▸ Task data:
===============
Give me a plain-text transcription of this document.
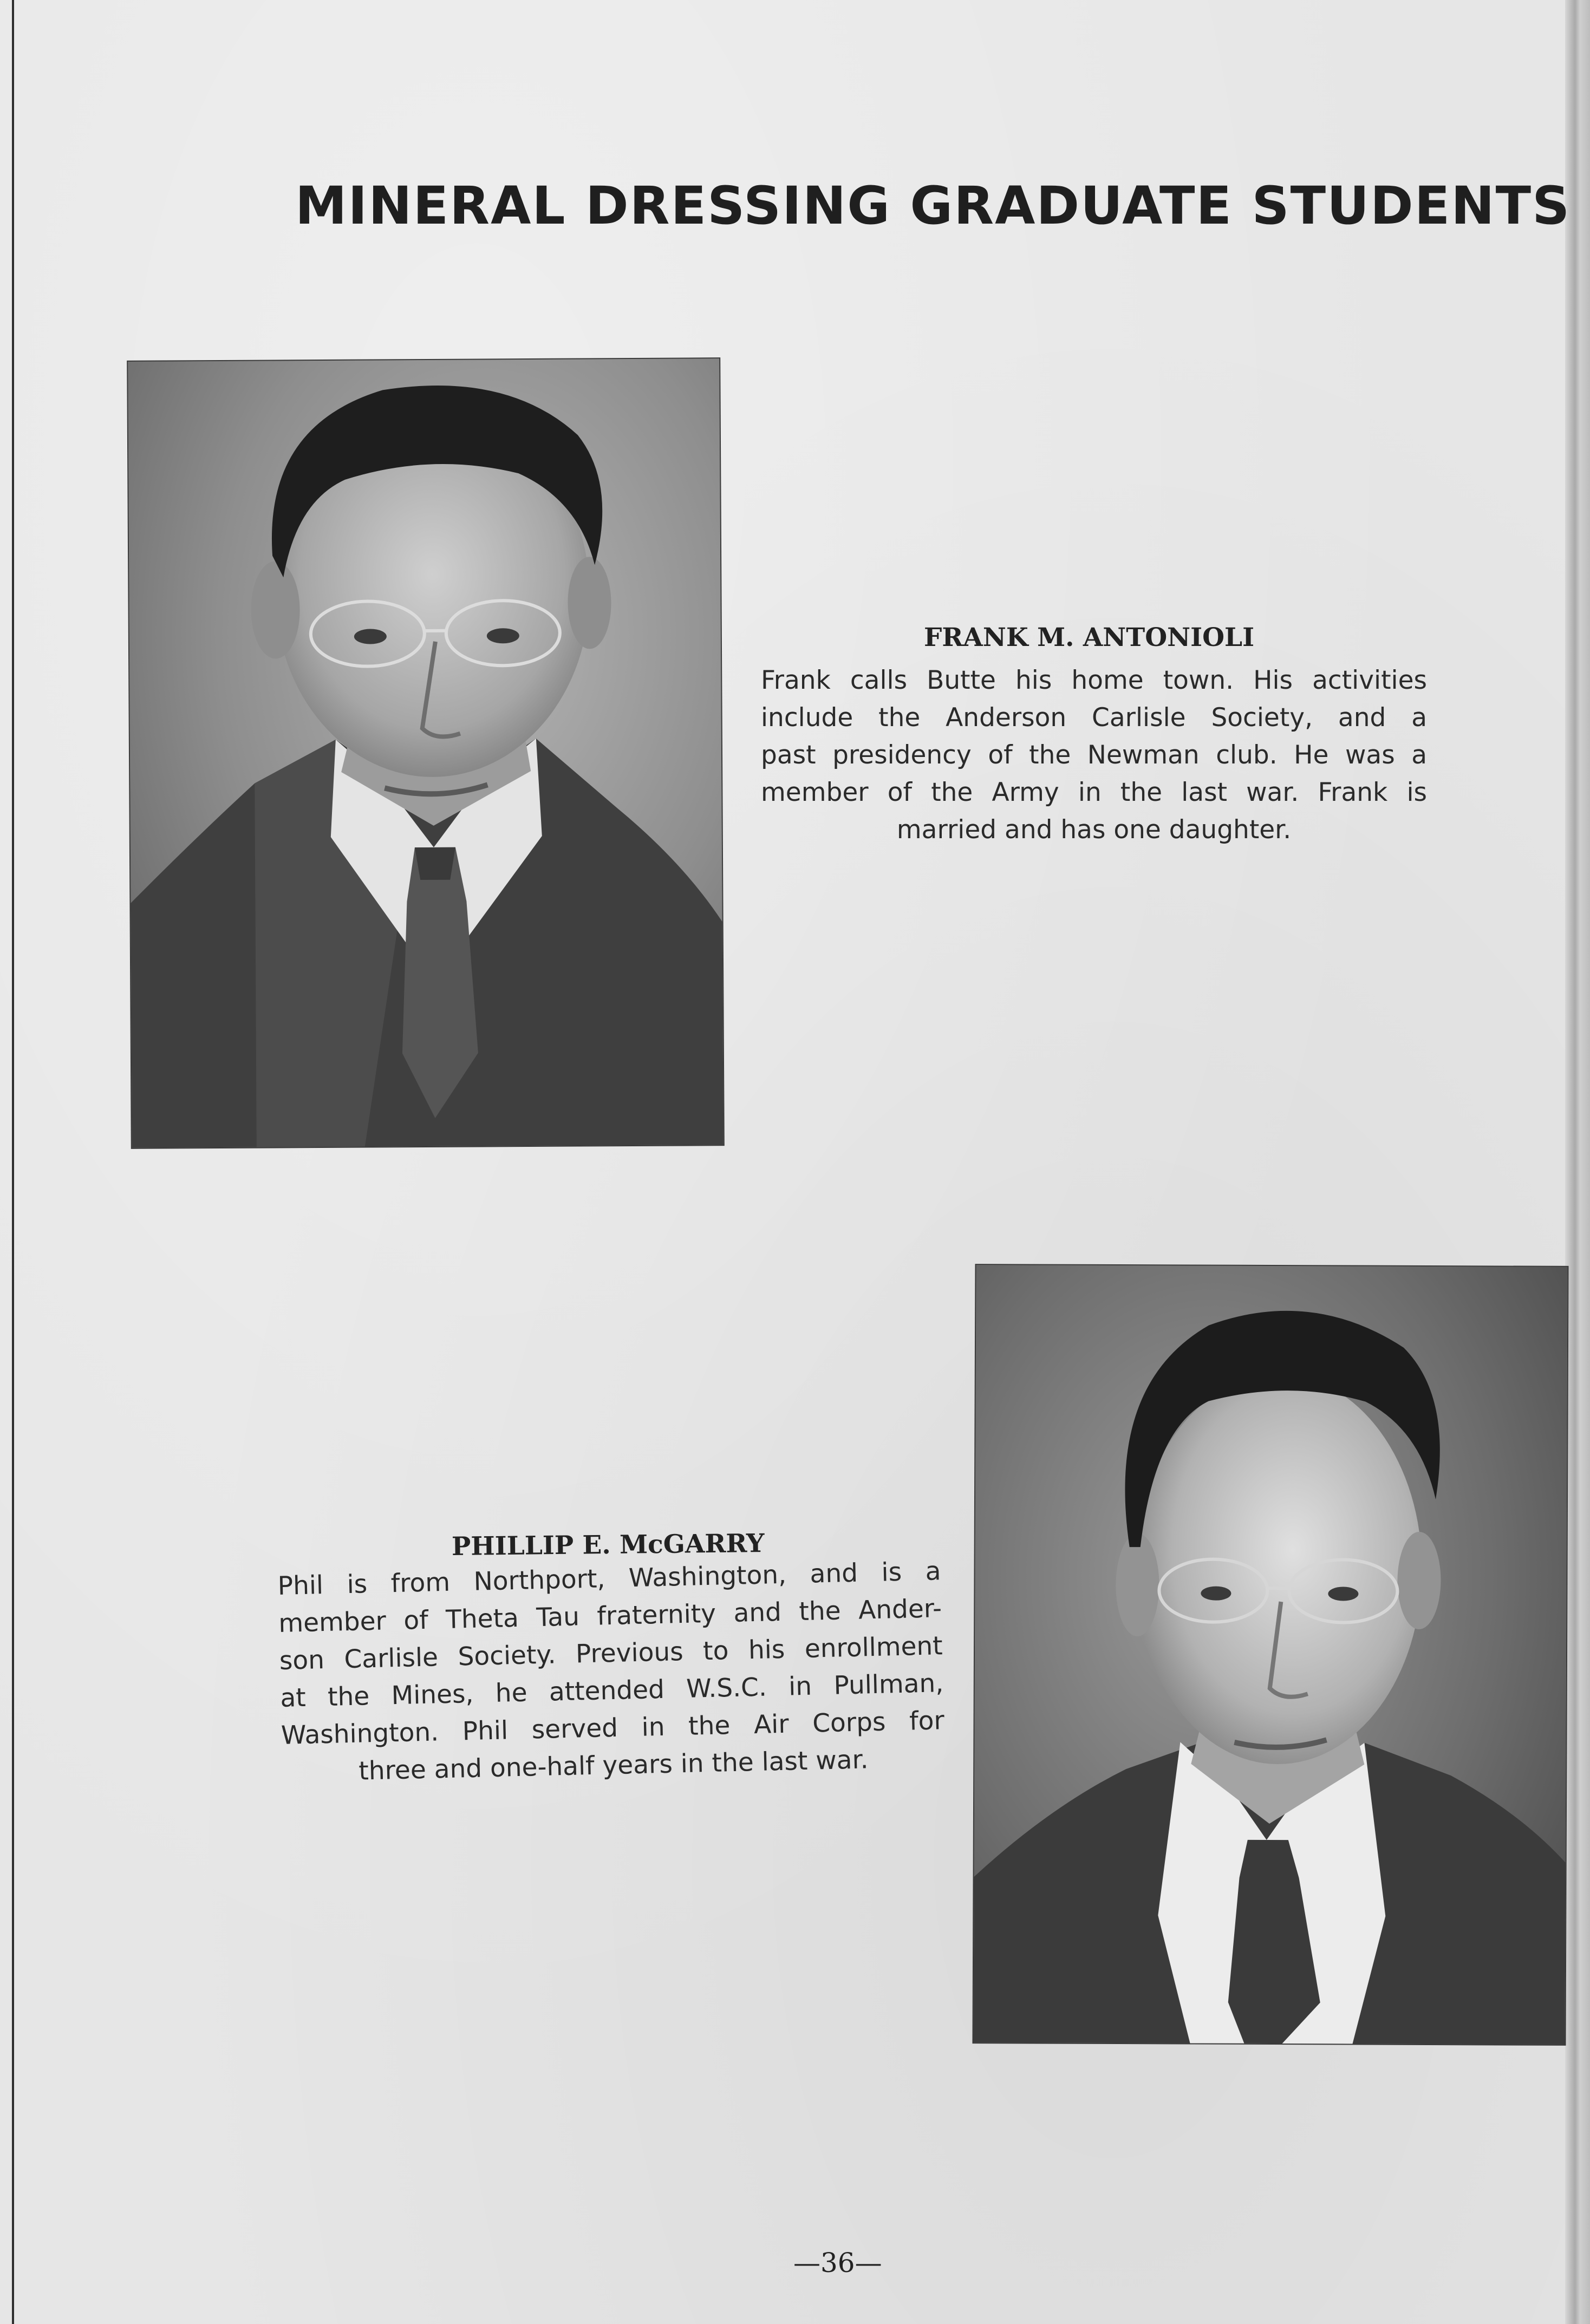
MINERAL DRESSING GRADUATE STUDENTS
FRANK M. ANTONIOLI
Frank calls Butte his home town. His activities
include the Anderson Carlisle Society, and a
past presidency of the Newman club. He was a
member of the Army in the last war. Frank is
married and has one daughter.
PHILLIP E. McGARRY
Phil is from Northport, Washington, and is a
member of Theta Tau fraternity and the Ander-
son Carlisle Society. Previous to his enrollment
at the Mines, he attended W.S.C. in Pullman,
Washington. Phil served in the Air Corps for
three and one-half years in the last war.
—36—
===============
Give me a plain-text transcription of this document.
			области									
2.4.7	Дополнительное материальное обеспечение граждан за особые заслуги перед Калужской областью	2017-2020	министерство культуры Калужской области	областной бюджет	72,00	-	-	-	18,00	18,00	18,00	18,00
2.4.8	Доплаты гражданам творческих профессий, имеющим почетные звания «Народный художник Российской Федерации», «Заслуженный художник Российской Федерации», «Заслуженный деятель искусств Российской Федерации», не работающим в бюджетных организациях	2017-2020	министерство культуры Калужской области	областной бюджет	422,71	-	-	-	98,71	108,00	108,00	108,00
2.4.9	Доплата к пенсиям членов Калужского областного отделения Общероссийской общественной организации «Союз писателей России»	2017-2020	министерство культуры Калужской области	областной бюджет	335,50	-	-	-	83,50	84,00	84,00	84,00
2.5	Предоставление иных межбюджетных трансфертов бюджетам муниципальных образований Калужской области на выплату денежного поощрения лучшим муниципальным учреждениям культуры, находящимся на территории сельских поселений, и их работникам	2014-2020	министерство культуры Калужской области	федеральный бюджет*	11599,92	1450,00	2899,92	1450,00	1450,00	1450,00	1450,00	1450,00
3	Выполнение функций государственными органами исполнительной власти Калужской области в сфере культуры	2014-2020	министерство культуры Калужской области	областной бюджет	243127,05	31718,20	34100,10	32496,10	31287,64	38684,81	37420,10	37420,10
===============
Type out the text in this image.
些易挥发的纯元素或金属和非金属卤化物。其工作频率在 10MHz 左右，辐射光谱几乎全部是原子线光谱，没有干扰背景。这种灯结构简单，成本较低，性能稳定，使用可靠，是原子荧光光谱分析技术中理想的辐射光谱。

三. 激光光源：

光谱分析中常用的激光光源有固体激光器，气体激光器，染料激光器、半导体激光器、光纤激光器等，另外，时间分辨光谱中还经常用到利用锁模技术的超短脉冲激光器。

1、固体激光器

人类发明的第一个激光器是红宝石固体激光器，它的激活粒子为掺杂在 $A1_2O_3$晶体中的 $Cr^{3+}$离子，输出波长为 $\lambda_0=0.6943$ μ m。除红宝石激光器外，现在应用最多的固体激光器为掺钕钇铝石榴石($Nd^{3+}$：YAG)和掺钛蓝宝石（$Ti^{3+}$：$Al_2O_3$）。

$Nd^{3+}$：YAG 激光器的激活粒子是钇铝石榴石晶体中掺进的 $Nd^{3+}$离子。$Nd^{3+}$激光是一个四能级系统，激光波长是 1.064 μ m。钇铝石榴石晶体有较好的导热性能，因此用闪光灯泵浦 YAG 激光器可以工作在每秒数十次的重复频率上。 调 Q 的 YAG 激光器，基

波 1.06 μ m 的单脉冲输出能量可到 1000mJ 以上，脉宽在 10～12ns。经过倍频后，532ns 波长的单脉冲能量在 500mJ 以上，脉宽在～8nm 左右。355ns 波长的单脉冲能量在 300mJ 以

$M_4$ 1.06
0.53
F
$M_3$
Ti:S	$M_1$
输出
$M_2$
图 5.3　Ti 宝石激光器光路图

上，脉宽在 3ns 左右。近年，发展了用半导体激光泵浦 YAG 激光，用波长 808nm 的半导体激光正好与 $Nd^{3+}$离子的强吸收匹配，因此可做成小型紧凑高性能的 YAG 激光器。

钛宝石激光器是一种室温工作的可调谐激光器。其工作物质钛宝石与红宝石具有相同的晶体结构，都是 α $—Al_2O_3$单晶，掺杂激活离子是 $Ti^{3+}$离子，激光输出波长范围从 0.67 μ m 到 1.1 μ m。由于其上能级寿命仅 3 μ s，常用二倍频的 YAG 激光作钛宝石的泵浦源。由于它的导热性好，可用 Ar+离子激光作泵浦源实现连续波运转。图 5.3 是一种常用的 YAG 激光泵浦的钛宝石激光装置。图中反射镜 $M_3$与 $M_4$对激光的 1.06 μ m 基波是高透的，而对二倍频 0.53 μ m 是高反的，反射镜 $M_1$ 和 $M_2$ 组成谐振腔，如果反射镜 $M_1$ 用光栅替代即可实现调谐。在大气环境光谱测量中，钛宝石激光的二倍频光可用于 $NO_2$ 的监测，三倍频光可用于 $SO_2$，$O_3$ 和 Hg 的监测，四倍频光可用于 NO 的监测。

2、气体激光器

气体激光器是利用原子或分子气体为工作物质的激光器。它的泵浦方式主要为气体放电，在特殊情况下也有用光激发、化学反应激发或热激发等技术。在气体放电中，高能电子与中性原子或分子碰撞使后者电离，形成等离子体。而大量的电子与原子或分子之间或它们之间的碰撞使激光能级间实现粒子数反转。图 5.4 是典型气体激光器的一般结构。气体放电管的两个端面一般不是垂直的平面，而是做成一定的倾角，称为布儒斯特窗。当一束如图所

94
===============
▸ What is required:
Search the data above for the word "Carlisle", then gather each line in which it appears.

▸ Result of the task:
include the Anderson Carlisle Society, and a
son Carlisle Society. Previous to his enrollment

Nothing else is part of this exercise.